*** Record extracts ***

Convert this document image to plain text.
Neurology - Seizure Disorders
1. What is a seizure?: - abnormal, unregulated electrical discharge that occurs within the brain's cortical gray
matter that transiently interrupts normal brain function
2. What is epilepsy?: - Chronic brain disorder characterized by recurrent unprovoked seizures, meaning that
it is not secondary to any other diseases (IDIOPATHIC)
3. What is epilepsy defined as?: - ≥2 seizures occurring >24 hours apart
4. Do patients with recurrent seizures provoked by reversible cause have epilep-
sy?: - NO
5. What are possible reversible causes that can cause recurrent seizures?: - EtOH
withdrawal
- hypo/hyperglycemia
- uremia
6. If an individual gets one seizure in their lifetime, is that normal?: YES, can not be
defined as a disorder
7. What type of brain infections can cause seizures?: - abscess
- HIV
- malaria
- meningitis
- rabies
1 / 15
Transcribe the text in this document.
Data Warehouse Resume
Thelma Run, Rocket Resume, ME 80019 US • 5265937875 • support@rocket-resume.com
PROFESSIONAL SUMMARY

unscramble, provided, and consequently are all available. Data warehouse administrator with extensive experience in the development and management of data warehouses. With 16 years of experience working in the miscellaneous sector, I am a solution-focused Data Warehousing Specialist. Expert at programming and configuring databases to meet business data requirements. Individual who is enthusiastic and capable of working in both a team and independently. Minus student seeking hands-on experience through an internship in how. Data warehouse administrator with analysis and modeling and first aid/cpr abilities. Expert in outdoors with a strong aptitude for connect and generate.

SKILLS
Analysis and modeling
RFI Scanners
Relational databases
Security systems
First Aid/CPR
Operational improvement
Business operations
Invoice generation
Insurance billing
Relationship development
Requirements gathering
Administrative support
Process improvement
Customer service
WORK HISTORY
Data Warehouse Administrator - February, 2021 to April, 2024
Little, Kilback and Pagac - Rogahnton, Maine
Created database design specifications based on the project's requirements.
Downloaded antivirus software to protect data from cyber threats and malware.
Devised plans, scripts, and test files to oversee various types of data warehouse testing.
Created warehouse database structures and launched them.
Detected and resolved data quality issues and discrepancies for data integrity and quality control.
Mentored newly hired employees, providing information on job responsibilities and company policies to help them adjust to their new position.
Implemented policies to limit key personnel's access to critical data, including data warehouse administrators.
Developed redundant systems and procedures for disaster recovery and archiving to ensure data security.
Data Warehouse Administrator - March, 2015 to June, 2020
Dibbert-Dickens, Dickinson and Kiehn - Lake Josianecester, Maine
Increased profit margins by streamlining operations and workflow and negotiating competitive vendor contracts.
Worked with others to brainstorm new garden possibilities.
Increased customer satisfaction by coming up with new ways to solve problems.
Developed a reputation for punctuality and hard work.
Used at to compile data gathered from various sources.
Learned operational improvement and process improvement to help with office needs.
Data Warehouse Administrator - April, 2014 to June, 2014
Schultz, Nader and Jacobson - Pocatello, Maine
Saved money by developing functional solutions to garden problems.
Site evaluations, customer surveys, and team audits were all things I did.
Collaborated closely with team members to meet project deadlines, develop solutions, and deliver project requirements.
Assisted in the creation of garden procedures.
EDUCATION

*** End of Record extracts ***

→ **Problem**: What belongs in the answer is each line from the listing above that contains "garden".

→ **Completed task**:
Worked with others to brainstorm new garden possibilities.
Saved money by developing functional solutions to garden problems.
Assisted in the creation of garden procedures.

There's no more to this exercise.